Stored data
★ ★ ★

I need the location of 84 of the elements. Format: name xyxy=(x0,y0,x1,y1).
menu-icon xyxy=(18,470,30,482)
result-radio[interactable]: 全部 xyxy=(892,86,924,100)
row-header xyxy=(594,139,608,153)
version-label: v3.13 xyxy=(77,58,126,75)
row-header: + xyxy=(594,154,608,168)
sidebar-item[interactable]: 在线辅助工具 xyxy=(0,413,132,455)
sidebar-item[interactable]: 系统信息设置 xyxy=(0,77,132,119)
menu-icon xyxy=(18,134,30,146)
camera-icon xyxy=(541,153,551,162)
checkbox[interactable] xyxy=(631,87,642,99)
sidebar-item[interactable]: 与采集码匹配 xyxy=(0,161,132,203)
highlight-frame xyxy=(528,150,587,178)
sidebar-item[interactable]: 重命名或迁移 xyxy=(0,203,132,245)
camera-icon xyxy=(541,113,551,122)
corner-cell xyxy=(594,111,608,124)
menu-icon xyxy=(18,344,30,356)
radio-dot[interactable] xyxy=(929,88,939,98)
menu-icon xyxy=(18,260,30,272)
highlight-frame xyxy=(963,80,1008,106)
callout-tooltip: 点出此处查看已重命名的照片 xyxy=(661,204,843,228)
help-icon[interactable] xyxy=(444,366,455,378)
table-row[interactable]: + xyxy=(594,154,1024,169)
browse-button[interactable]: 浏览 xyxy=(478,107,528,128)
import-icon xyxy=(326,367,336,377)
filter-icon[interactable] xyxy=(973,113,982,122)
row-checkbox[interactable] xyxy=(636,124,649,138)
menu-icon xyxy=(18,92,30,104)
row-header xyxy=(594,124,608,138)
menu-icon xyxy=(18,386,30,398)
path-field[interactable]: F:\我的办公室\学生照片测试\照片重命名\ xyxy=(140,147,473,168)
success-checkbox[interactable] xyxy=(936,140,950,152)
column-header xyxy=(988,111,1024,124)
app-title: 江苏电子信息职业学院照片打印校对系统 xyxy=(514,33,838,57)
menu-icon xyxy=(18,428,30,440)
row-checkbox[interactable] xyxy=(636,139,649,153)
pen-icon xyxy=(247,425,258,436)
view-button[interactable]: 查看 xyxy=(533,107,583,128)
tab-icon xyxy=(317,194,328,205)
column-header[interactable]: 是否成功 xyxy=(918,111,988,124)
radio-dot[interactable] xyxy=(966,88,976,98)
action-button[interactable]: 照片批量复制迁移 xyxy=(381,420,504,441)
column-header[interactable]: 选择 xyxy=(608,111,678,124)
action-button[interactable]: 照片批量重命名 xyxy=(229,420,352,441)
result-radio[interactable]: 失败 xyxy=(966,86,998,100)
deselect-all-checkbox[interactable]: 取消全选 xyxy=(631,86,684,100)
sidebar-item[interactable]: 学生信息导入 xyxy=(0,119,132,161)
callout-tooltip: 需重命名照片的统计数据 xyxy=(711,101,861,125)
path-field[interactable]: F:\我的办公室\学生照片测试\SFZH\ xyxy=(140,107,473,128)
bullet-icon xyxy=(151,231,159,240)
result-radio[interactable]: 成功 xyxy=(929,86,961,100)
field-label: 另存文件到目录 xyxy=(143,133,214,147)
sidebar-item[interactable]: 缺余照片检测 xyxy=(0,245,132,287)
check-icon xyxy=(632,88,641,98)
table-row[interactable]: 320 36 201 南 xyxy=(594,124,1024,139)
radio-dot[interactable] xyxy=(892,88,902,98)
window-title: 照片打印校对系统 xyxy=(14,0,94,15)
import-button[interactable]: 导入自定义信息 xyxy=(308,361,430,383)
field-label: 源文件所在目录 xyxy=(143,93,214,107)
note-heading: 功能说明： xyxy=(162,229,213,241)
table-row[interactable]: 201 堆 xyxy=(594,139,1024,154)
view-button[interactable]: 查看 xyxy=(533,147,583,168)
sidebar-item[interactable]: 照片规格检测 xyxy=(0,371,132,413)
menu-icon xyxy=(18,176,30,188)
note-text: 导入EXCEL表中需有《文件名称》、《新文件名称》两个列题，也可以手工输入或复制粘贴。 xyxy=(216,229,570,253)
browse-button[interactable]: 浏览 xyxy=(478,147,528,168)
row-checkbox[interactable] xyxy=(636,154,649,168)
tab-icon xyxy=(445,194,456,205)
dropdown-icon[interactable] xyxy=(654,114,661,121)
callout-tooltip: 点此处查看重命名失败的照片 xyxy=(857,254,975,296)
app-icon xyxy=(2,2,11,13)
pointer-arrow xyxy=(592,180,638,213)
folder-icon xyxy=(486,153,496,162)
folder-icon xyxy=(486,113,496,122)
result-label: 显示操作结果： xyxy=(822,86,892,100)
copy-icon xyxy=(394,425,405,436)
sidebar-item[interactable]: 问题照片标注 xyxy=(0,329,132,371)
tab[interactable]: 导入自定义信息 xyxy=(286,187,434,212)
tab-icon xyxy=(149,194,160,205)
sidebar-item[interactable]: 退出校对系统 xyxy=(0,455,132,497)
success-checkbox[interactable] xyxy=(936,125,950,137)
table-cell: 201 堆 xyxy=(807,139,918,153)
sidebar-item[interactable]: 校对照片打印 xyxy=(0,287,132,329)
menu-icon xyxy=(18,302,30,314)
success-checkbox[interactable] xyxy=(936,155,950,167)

★ ★ ★

* _INSTRUCTIONS TO FOLLOW_
Rewrite all the records above, replacing every "sidebar-item" with "nav-item" and leaving everything else as it is.

* _TASK SOLUTION_
I need the location of 84 of the elements. Format: name xyxy=(x0,y0,x1,y1).
menu-icon xyxy=(18,470,30,482)
result-radio[interactable]: 全部 xyxy=(892,86,924,100)
row-header xyxy=(594,139,608,153)
version-label: v3.13 xyxy=(77,58,126,75)
row-header: + xyxy=(594,154,608,168)
nav-item[interactable]: 在线辅助工具 xyxy=(0,413,132,455)
nav-item[interactable]: 系统信息设置 xyxy=(0,77,132,119)
menu-icon xyxy=(18,134,30,146)
camera-icon xyxy=(541,153,551,162)
checkbox[interactable] xyxy=(631,87,642,99)
nav-item[interactable]: 与采集码匹配 xyxy=(0,161,132,203)
highlight-frame xyxy=(528,150,587,178)
nav-item[interactable]: 重命名或迁移 xyxy=(0,203,132,245)
camera-icon xyxy=(541,113,551,122)
corner-cell xyxy=(594,111,608,124)
menu-icon xyxy=(18,344,30,356)
radio-dot[interactable] xyxy=(929,88,939,98)
menu-icon xyxy=(18,260,30,272)
highlight-frame xyxy=(963,80,1008,106)
callout-tooltip: 点出此处查看已重命名的照片 xyxy=(661,204,843,228)
help-icon[interactable] xyxy=(444,366,455,378)
table-row[interactable]: + xyxy=(594,154,1024,169)
browse-button[interactable]: 浏览 xyxy=(478,107,528,128)
import-icon xyxy=(326,367,336,377)
filter-icon[interactable] xyxy=(973,113,982,122)
row-checkbox[interactable] xyxy=(636,124,649,138)
menu-icon xyxy=(18,92,30,104)
row-header xyxy=(594,124,608,138)
menu-icon xyxy=(18,386,30,398)
path-field[interactable]: F:\我的办公室\学生照片测试\照片重命名\ xyxy=(140,147,473,168)
success-checkbox[interactable] xyxy=(936,140,950,152)
column-header xyxy=(988,111,1024,124)
app-title: 江苏电子信息职业学院照片打印校对系统 xyxy=(514,33,838,57)
menu-icon xyxy=(18,428,30,440)
row-checkbox[interactable] xyxy=(636,139,649,153)
pen-icon xyxy=(247,425,258,436)
view-button[interactable]: 查看 xyxy=(533,107,583,128)
tab-icon xyxy=(317,194,328,205)
column-header[interactable]: 是否成功 xyxy=(918,111,988,124)
radio-dot[interactable] xyxy=(966,88,976,98)
action-button[interactable]: 照片批量复制迁移 xyxy=(381,420,504,441)
column-header[interactable]: 选择 xyxy=(608,111,678,124)
action-button[interactable]: 照片批量重命名 xyxy=(229,420,352,441)
result-radio[interactable]: 失败 xyxy=(966,86,998,100)
deselect-all-checkbox[interactable]: 取消全选 xyxy=(631,86,684,100)
nav-item[interactable]: 学生信息导入 xyxy=(0,119,132,161)
callout-tooltip: 需重命名照片的统计数据 xyxy=(711,101,861,125)
path-field[interactable]: F:\我的办公室\学生照片测试\SFZH\ xyxy=(140,107,473,128)
bullet-icon xyxy=(151,231,159,240)
result-radio[interactable]: 成功 xyxy=(929,86,961,100)
field-label: 另存文件到目录 xyxy=(143,133,214,147)
nav-item[interactable]: 缺余照片检测 xyxy=(0,245,132,287)
check-icon xyxy=(632,88,641,98)
table-row[interactable]: 320 36 201 南 xyxy=(594,124,1024,139)
radio-dot[interactable] xyxy=(892,88,902,98)
window-title: 照片打印校对系统 xyxy=(14,0,94,15)
import-button[interactable]: 导入自定义信息 xyxy=(308,361,430,383)
field-label: 源文件所在目录 xyxy=(143,93,214,107)
note-heading: 功能说明： xyxy=(162,229,213,241)
table-row[interactable]: 201 堆 xyxy=(594,139,1024,154)
view-button[interactable]: 查看 xyxy=(533,147,583,168)
nav-item[interactable]: 照片规格检测 xyxy=(0,371,132,413)
menu-icon xyxy=(18,176,30,188)
note-text: 导入EXCEL表中需有《文件名称》、《新文件名称》两个列题，也可以手工输入或复制粘贴。 xyxy=(216,229,570,253)
browse-button[interactable]: 浏览 xyxy=(478,147,528,168)
row-checkbox[interactable] xyxy=(636,154,649,168)
tab-icon xyxy=(445,194,456,205)
dropdown-icon[interactable] xyxy=(654,114,661,121)
callout-tooltip: 点此处查看重命名失败的照片 xyxy=(857,254,975,296)
app-icon xyxy=(2,2,11,13)
pointer-arrow xyxy=(592,180,638,213)
folder-icon xyxy=(486,153,496,162)
folder-icon xyxy=(486,113,496,122)
result-label: 显示操作结果： xyxy=(822,86,892,100)
copy-icon xyxy=(394,425,405,436)
nav-item[interactable]: 问题照片标注 xyxy=(0,329,132,371)
tab[interactable]: 导入自定义信息 xyxy=(286,187,434,212)
tab-icon xyxy=(149,194,160,205)
nav-item[interactable]: 退出校对系统 xyxy=(0,455,132,497)
success-checkbox[interactable] xyxy=(936,125,950,137)
table-cell: 201 堆 xyxy=(807,139,918,153)
nav-item[interactable]: 校对照片打印 xyxy=(0,287,132,329)
menu-icon xyxy=(18,302,30,314)
success-checkbox[interactable] xyxy=(936,155,950,167)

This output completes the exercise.